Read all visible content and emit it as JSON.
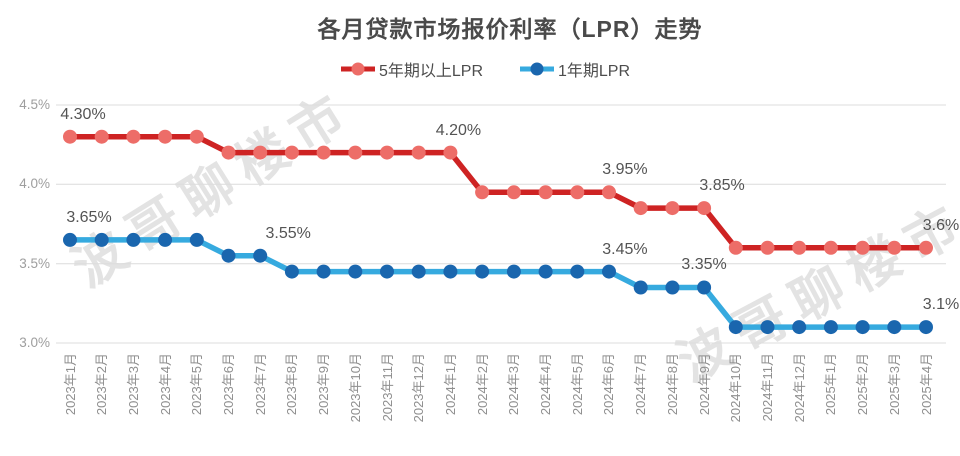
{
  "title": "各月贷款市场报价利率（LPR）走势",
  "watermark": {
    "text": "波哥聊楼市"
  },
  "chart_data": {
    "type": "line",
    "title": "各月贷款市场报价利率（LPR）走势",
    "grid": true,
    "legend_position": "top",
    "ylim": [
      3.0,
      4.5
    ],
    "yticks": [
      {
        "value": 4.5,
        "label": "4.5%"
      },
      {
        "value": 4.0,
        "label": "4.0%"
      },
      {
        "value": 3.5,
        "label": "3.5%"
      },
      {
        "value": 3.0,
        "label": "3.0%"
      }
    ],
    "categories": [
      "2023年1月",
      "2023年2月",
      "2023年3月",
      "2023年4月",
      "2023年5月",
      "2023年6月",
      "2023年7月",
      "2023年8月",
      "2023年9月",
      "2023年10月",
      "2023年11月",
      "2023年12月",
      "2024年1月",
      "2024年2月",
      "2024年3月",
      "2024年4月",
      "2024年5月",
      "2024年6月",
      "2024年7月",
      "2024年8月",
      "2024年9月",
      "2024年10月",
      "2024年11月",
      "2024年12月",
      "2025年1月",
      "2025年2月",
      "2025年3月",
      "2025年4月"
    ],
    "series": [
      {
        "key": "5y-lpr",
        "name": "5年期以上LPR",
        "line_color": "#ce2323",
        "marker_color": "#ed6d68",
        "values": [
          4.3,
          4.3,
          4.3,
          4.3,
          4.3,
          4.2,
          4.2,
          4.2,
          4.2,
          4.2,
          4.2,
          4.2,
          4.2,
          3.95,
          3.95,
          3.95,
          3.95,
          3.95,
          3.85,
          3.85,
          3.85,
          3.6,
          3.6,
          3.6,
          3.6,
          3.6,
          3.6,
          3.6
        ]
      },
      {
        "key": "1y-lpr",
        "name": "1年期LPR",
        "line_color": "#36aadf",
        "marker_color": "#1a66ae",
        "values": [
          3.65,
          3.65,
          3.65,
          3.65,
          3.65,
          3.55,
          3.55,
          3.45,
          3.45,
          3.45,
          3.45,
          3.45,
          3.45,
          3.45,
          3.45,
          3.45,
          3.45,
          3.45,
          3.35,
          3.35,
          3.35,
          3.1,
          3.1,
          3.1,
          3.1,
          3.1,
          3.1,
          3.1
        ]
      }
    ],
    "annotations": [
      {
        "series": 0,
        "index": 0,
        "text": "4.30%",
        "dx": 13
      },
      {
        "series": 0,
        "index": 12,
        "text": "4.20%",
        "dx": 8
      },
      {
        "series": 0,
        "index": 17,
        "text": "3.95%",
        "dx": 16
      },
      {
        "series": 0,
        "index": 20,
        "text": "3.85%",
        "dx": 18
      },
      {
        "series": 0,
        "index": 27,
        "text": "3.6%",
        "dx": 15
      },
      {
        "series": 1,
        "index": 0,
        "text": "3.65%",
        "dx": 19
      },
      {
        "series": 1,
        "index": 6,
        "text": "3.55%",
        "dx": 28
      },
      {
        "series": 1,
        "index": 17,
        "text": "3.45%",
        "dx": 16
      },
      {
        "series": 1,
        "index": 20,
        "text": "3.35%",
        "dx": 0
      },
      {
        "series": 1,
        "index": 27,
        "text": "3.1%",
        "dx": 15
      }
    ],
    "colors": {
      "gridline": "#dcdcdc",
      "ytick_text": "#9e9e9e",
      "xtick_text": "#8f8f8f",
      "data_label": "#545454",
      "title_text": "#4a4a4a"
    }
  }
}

# Task prompt
Exact duplication of all the records is required; pictures are omitted from the copy.

# Response to this task
Read all visible content and emit it as JSON.
{
  "title": "各月贷款市场报价利率（LPR）走势",
  "watermark": {
    "text": "波哥聊楼市"
  },
  "chart_data": {
    "type": "line",
    "title": "各月贷款市场报价利率（LPR）走势",
    "grid": true,
    "legend_position": "top",
    "ylim": [
      3.0,
      4.5
    ],
    "yticks": [
      {
        "value": 4.5,
        "label": "4.5%"
      },
      {
        "value": 4.0,
        "label": "4.0%"
      },
      {
        "value": 3.5,
        "label": "3.5%"
      },
      {
        "value": 3.0,
        "label": "3.0%"
      }
    ],
    "categories": [
      "2023年1月",
      "2023年2月",
      "2023年3月",
      "2023年4月",
      "2023年5月",
      "2023年6月",
      "2023年7月",
      "2023年8月",
      "2023年9月",
      "2023年10月",
      "2023年11月",
      "2023年12月",
      "2024年1月",
      "2024年2月",
      "2024年3月",
      "2024年4月",
      "2024年5月",
      "2024年6月",
      "2024年7月",
      "2024年8月",
      "2024年9月",
      "2024年10月",
      "2024年11月",
      "2024年12月",
      "2025年1月",
      "2025年2月",
      "2025年3月",
      "2025年4月"
    ],
    "series": [
      {
        "key": "5y-lpr",
        "name": "5年期以上LPR",
        "line_color": "#ce2323",
        "marker_color": "#ed6d68",
        "values": [
          4.3,
          4.3,
          4.3,
          4.3,
          4.3,
          4.2,
          4.2,
          4.2,
          4.2,
          4.2,
          4.2,
          4.2,
          4.2,
          3.95,
          3.95,
          3.95,
          3.95,
          3.95,
          3.85,
          3.85,
          3.85,
          3.6,
          3.6,
          3.6,
          3.6,
          3.6,
          3.6,
          3.6
        ]
      },
      {
        "key": "1y-lpr",
        "name": "1年期LPR",
        "line_color": "#36aadf",
        "marker_color": "#1a66ae",
        "values": [
          3.65,
          3.65,
          3.65,
          3.65,
          3.65,
          3.55,
          3.55,
          3.45,
          3.45,
          3.45,
          3.45,
          3.45,
          3.45,
          3.45,
          3.45,
          3.45,
          3.45,
          3.45,
          3.35,
          3.35,
          3.35,
          3.1,
          3.1,
          3.1,
          3.1,
          3.1,
          3.1,
          3.1
        ]
      }
    ],
    "annotations": [
      {
        "series": 0,
        "index": 0,
        "text": "4.30%",
        "dx": 13
      },
      {
        "series": 0,
        "index": 12,
        "text": "4.20%",
        "dx": 8
      },
      {
        "series": 0,
        "index": 17,
        "text": "3.95%",
        "dx": 16
      },
      {
        "series": 0,
        "index": 20,
        "text": "3.85%",
        "dx": 18
      },
      {
        "series": 0,
        "index": 27,
        "text": "3.6%",
        "dx": 15
      },
      {
        "series": 1,
        "index": 0,
        "text": "3.65%",
        "dx": 19
      },
      {
        "series": 1,
        "index": 6,
        "text": "3.55%",
        "dx": 28
      },
      {
        "series": 1,
        "index": 17,
        "text": "3.45%",
        "dx": 16
      },
      {
        "series": 1,
        "index": 20,
        "text": "3.35%",
        "dx": 0
      },
      {
        "series": 1,
        "index": 27,
        "text": "3.1%",
        "dx": 15
      }
    ],
    "colors": {
      "gridline": "#dcdcdc",
      "ytick_text": "#9e9e9e",
      "xtick_text": "#8f8f8f",
      "data_label": "#545454",
      "title_text": "#4a4a4a"
    }
  }
}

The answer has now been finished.